EXERCISE PROMPT: Transcribe the records below exactly.

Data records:
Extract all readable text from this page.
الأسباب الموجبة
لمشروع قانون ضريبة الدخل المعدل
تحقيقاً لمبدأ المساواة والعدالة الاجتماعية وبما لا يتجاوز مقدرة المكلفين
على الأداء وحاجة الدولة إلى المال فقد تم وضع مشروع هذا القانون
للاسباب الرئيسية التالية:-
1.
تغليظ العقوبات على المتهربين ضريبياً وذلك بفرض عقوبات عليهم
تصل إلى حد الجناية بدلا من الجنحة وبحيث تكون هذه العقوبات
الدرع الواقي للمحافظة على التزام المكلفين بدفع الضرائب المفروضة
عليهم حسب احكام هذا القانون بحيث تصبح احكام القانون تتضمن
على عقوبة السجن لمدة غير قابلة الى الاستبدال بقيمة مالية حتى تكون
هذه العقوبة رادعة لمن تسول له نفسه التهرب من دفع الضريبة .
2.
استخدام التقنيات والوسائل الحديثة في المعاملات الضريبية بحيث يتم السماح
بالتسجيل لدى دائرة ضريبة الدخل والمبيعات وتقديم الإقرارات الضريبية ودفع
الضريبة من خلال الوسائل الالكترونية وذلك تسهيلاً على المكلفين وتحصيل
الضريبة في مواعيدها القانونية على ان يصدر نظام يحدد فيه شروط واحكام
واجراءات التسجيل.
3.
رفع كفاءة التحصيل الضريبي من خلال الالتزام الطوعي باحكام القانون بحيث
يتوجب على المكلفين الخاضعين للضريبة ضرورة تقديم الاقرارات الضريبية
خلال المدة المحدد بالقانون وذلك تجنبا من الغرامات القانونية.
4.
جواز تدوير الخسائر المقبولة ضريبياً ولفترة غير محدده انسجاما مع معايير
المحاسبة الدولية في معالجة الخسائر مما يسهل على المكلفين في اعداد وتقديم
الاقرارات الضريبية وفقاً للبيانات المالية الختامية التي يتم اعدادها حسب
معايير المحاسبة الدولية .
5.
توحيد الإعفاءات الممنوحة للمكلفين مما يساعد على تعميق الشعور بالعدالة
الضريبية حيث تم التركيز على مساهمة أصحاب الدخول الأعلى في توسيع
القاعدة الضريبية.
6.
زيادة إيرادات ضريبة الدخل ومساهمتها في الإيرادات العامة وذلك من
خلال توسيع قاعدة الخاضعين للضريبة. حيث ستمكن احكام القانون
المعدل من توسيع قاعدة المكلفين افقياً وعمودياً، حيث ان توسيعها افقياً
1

EXPECTED ANSWER:
Extract all readable text from this page.
الأسباب الموجبة
لمشروع قانون ضريبة الدخل المعدل
تحقيقاً لمبدأ المساواة والعدالة الاجتماعية وبما لا يتجاوز مقدرة المكلفين
على الأداء وحاجة الدولة إلى المال فقد تم وضع مشروع هذا القانون
للاسباب الرئيسية التالية:-
1.
تغليظ العقوبات على المتهربين ضريبياً وذلك بفرض عقوبات عليهم
تصل إلى حد الجناية بدلا من الجنحة وبحيث تكون هذه العقوبات
الدرع الواقي للمحافظة على التزام المكلفين بدفع الضرائب المفروضة
عليهم حسب احكام هذا القانون بحيث تصبح احكام القانون تتضمن
على عقوبة السجن لمدة غير قابلة الى الاستبدال بقيمة مالية حتى تكون
هذه العقوبة رادعة لمن تسول له نفسه التهرب من دفع الضريبة .
2.
استخدام التقنيات والوسائل الحديثة في المعاملات الضريبية بحيث يتم السماح
بالتسجيل لدى دائرة ضريبة الدخل والمبيعات وتقديم الإقرارات الضريبية ودفع
الضريبة من خلال الوسائل الالكترونية وذلك تسهيلاً على المكلفين وتحصيل
الضريبة في مواعيدها القانونية على ان يصدر نظام يحدد فيه شروط واحكام
واجراءات التسجيل.
3.
رفع كفاءة التحصيل الضريبي من خلال الالتزام الطوعي باحكام القانون بحيث
يتوجب على المكلفين الخاضعين للضريبة ضرورة تقديم الاقرارات الضريبية
خلال المدة المحدد بالقانون وذلك تجنبا من الغرامات القانونية.
4.
جواز تدوير الخسائر المقبولة ضريبياً ولفترة غير محدده انسجاما مع معايير
المحاسبة الدولية في معالجة الخسائر مما يسهل على المكلفين في اعداد وتقديم
الاقرارات الضريبية وفقاً للبيانات المالية الختامية التي يتم اعدادها حسب
معايير المحاسبة الدولية .
5.
توحيد الإعفاءات الممنوحة للمكلفين مما يساعد على تعميق الشعور بالعدالة
الضريبية حيث تم التركيز على مساهمة أصحاب الدخول الأعلى في توسيع
القاعدة الضريبية.
6.
زيادة إيرادات ضريبة الدخل ومساهمتها في الإيرادات العامة وذلك من
خلال توسيع قاعدة الخاضعين للضريبة. حيث ستمكن احكام القانون
المعدل من توسيع قاعدة المكلفين افقياً وعمودياً، حيث ان توسيعها افقياً
1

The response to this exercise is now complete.